[STATED GOAL]
Exactly as they appear, output all of the records. Skip any images.
* begin RECORD EXCERPTS *
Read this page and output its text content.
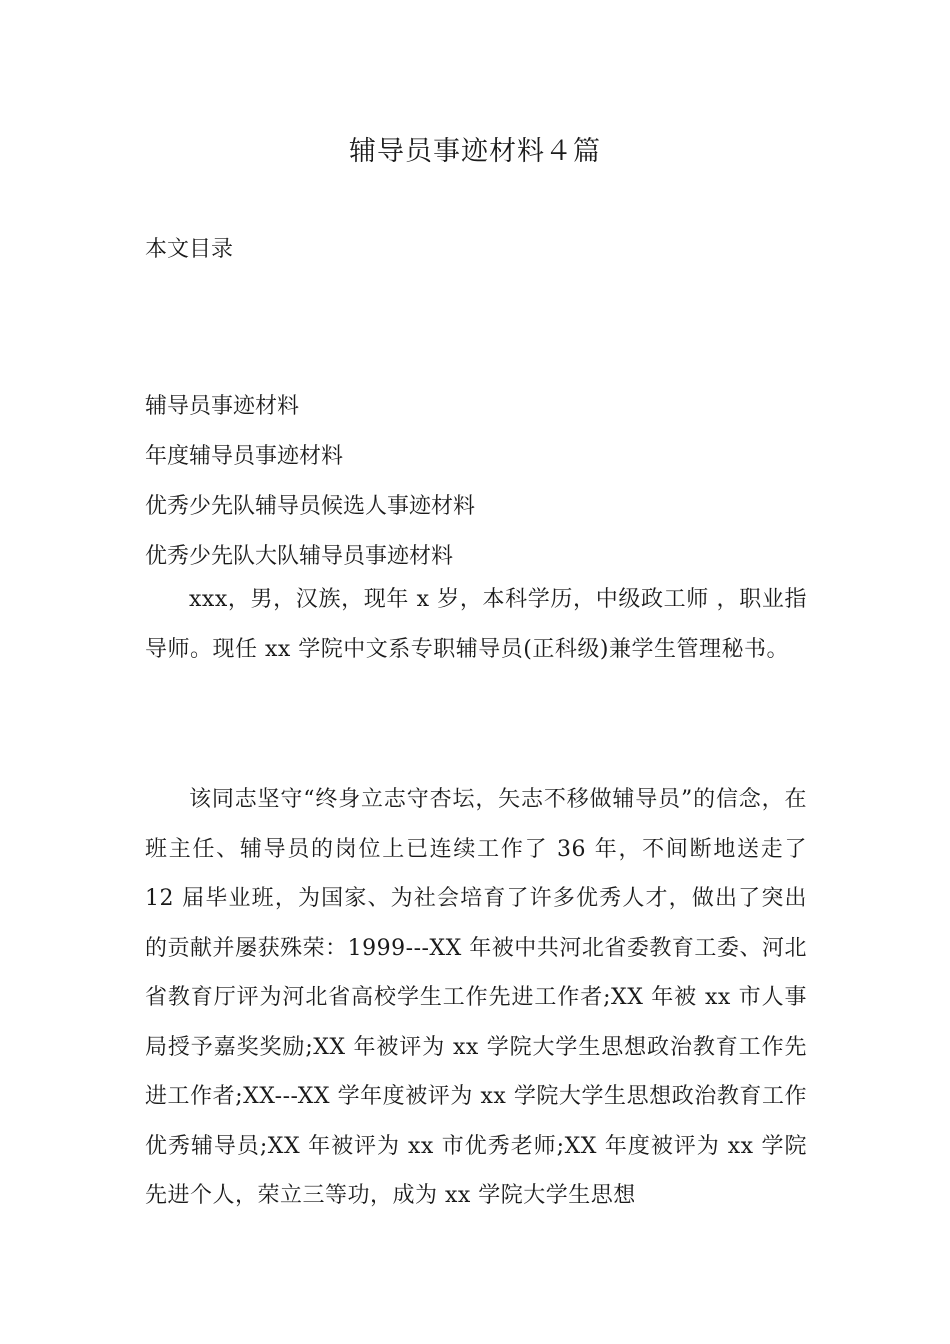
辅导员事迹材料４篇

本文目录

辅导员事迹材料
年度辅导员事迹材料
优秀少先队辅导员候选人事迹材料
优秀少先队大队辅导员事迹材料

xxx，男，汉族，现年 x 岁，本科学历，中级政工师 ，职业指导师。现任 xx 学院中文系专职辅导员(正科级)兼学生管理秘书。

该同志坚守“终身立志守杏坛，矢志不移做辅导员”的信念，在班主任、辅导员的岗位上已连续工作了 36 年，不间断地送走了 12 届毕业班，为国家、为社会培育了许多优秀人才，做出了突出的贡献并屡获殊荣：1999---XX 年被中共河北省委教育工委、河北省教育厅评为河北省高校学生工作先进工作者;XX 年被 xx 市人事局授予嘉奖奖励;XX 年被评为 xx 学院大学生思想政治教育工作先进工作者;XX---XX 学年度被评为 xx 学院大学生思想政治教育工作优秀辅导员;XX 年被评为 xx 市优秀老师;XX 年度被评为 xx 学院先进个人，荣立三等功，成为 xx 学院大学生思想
* end RECORD EXCERPTS *
[SOLUTION BELOW]
Read this page and output its text content.
辅导员事迹材料４篇

本文目录

辅导员事迹材料
年度辅导员事迹材料
优秀少先队辅导员候选人事迹材料
优秀少先队大队辅导员事迹材料

xxx，男，汉族，现年 x 岁，本科学历，中级政工师 ，职业指导师。现任 xx 学院中文系专职辅导员(正科级)兼学生管理秘书。

该同志坚守“终身立志守杏坛，矢志不移做辅导员”的信念，在班主任、辅导员的岗位上已连续工作了 36 年，不间断地送走了 12 届毕业班，为国家、为社会培育了许多优秀人才，做出了突出的贡献并屡获殊荣：1999---XX 年被中共河北省委教育工委、河北省教育厅评为河北省高校学生工作先进工作者;XX 年被 xx 市人事局授予嘉奖奖励;XX 年被评为 xx 学院大学生思想政治教育工作先进工作者;XX---XX 学年度被评为 xx 学院大学生思想政治教育工作优秀辅导员;XX 年被评为 xx 市优秀老师;XX 年度被评为 xx 学院先进个人，荣立三等功，成为 xx 学院大学生思想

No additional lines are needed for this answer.